(Saved entries)

▼

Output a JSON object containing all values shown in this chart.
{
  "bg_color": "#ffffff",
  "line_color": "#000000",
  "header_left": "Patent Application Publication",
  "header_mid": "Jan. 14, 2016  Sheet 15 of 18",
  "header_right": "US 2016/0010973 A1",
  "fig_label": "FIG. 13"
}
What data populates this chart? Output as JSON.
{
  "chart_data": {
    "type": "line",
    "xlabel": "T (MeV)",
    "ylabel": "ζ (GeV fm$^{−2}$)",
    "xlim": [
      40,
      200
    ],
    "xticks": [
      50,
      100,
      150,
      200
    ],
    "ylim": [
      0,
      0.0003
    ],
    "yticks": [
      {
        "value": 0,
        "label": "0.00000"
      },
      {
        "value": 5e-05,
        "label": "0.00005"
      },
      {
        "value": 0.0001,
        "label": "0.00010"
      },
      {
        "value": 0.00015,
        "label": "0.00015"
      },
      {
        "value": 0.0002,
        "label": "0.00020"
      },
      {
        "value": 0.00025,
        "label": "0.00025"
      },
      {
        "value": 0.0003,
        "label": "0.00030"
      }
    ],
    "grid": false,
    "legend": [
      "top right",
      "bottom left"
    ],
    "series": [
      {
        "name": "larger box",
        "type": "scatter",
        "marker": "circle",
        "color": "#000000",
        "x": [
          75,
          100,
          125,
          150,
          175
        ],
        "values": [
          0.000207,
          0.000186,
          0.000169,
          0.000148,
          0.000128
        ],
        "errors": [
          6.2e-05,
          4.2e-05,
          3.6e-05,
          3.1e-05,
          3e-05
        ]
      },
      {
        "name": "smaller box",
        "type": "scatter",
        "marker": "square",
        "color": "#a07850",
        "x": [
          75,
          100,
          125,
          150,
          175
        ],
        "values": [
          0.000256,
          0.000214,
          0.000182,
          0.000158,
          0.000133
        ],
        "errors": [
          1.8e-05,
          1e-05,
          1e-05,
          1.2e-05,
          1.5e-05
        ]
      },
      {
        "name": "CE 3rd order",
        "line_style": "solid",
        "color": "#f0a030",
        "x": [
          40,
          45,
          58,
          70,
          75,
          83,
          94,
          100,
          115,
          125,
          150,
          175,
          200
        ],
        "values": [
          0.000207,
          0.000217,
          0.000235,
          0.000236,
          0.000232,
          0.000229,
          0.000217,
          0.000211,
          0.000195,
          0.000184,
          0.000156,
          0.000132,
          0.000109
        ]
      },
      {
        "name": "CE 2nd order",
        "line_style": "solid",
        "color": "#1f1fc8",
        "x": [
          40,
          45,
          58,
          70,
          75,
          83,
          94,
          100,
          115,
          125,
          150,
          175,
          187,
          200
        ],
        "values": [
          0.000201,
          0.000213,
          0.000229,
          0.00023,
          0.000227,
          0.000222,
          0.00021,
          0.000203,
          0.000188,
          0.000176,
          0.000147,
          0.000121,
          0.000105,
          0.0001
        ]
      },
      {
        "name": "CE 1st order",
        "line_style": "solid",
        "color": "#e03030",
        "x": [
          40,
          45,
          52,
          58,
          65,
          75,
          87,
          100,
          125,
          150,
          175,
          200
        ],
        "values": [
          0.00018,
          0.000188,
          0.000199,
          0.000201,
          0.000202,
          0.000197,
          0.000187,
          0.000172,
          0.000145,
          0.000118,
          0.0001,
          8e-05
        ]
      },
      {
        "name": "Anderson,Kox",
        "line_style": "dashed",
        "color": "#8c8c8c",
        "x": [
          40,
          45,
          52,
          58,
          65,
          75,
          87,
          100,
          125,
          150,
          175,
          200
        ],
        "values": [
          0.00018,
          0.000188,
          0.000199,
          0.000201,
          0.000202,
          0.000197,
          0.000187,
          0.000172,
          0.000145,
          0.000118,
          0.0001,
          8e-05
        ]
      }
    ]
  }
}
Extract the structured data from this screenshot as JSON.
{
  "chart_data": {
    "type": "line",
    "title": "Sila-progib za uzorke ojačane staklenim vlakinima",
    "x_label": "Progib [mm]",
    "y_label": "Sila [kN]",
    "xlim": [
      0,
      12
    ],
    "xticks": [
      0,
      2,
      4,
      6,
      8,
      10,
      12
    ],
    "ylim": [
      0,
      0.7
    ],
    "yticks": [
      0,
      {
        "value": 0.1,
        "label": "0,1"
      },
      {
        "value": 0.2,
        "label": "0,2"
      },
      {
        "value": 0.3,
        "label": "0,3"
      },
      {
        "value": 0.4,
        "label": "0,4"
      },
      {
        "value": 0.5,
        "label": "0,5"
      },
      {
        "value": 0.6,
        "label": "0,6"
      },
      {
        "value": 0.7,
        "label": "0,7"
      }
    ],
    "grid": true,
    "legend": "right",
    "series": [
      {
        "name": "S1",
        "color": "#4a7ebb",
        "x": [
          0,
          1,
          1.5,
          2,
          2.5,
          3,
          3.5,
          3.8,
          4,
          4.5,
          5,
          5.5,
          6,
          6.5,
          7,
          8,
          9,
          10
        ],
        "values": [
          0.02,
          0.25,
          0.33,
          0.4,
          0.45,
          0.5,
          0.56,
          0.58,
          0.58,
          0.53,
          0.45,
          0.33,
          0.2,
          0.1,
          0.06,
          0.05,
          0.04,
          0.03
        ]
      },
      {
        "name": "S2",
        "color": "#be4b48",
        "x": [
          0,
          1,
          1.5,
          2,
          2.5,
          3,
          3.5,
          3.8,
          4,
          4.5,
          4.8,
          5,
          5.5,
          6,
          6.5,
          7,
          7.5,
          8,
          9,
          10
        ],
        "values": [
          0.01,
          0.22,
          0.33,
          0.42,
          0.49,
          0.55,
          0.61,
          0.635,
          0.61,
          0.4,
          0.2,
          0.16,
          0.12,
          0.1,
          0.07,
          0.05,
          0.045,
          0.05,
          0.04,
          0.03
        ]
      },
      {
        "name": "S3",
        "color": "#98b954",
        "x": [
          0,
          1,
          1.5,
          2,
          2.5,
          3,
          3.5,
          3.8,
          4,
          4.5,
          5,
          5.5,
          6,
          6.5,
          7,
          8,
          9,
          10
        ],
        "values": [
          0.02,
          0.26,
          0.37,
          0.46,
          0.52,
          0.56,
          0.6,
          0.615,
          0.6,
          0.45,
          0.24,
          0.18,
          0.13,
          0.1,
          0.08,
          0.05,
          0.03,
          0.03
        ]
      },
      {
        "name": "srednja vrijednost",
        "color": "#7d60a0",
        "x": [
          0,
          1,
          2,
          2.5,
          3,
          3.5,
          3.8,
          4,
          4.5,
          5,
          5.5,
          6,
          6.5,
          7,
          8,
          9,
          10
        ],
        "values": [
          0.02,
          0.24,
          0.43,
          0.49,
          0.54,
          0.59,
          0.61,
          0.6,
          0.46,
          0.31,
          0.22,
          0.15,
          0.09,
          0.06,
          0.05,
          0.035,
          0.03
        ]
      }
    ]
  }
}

▲

DESCRIPTION OF THE TASK
Collect every line above that contains the word "this".

SOLUTION BELOW
Output a JSON object containing all values shown in this chart.
What data populates this chart? Output as JSON.
Extract the structured data from this screenshot as JSON.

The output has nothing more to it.